* Available data:
+ + +

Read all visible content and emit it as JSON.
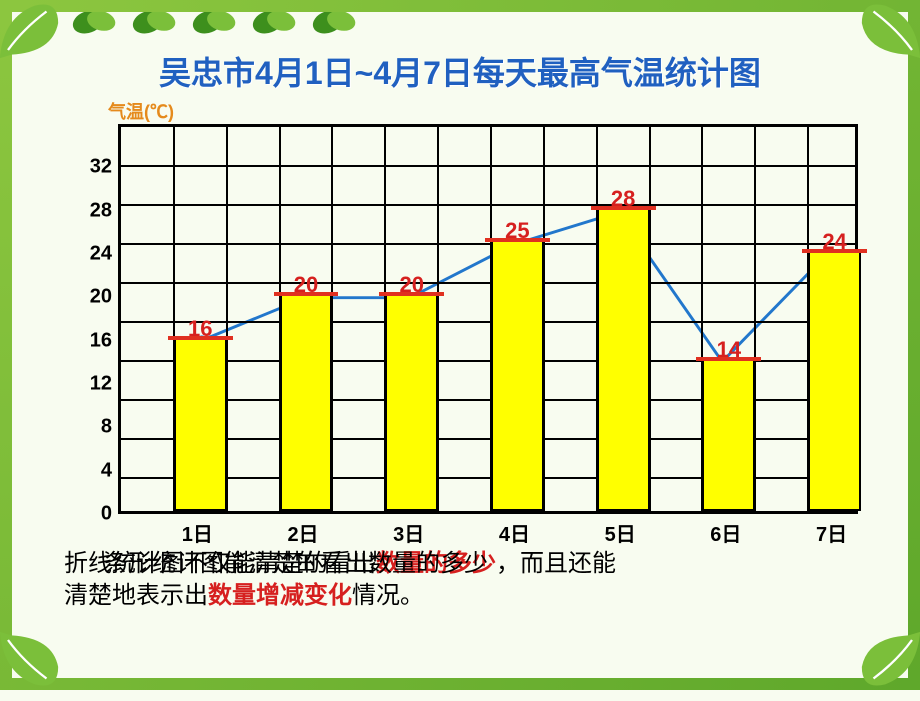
{
  "title": "吴忠市4月1日~4月7日每天最高气温统计图",
  "axis_label": "气温(℃)",
  "chart": {
    "type": "bar+line",
    "categories": [
      "1日",
      "2日",
      "3日",
      "4日",
      "5日",
      "6日",
      "7日"
    ],
    "values": [
      16,
      20,
      20,
      25,
      28,
      14,
      24
    ],
    "value_labels": [
      "16",
      "20",
      "20",
      "25",
      "28",
      "14",
      "24"
    ],
    "bar_color": "#ffff00",
    "bar_border": "#000000",
    "bar_cap_color": "#e03020",
    "value_label_color": "#d6201f",
    "line_color": "#2277cc",
    "line_width": 3,
    "marker_color": "#2277cc",
    "marker_size": 10,
    "grid_color": "#000000",
    "background_color": "#fefefe",
    "y_ticks": [
      0,
      4,
      8,
      12,
      16,
      20,
      24,
      28,
      32
    ],
    "ylim": [
      0,
      36
    ],
    "cols": 14,
    "rows": 10,
    "bar_width_cells": 1,
    "bar_positions_col": [
      1,
      3,
      5,
      7,
      9,
      11,
      13
    ]
  },
  "caption": {
    "line1_a": "折线统计图不仅能清楚的看出",
    "line1_red1": "数量的多少",
    "line1_b": "，而且还能",
    "line2_a": "清楚地表示出",
    "line2_red2": "数量增减变化",
    "line2_b": "情况。",
    "overlay": "条形统计图能清楚的看出数量的多少"
  },
  "frame": {
    "border_colors": [
      "#8cc63f",
      "#5fa82b"
    ],
    "leaf_color": "#7bbf3a",
    "leaf_vein": "#ffffff"
  }
}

+ + +

* Stated problem:
Pictures stay out of the copy; please restate every record above exactly.

* Written solution:
Read all visible content and emit it as JSON.
{
  "title": "吴忠市4月1日~4月7日每天最高气温统计图",
  "axis_label": "气温(℃)",
  "chart": {
    "type": "bar+line",
    "categories": [
      "1日",
      "2日",
      "3日",
      "4日",
      "5日",
      "6日",
      "7日"
    ],
    "values": [
      16,
      20,
      20,
      25,
      28,
      14,
      24
    ],
    "value_labels": [
      "16",
      "20",
      "20",
      "25",
      "28",
      "14",
      "24"
    ],
    "bar_color": "#ffff00",
    "bar_border": "#000000",
    "bar_cap_color": "#e03020",
    "value_label_color": "#d6201f",
    "line_color": "#2277cc",
    "line_width": 3,
    "marker_color": "#2277cc",
    "marker_size": 10,
    "grid_color": "#000000",
    "background_color": "#fefefe",
    "y_ticks": [
      0,
      4,
      8,
      12,
      16,
      20,
      24,
      28,
      32
    ],
    "ylim": [
      0,
      36
    ],
    "cols": 14,
    "rows": 10,
    "bar_width_cells": 1,
    "bar_positions_col": [
      1,
      3,
      5,
      7,
      9,
      11,
      13
    ]
  },
  "caption": {
    "line1_a": "折线统计图不仅能清楚的看出",
    "line1_red1": "数量的多少",
    "line1_b": "，而且还能",
    "line2_a": "清楚地表示出",
    "line2_red2": "数量增减变化",
    "line2_b": "情况。",
    "overlay": "条形统计图能清楚的看出数量的多少"
  },
  "frame": {
    "border_colors": [
      "#8cc63f",
      "#5fa82b"
    ],
    "leaf_color": "#7bbf3a",
    "leaf_vein": "#ffffff"
  }
}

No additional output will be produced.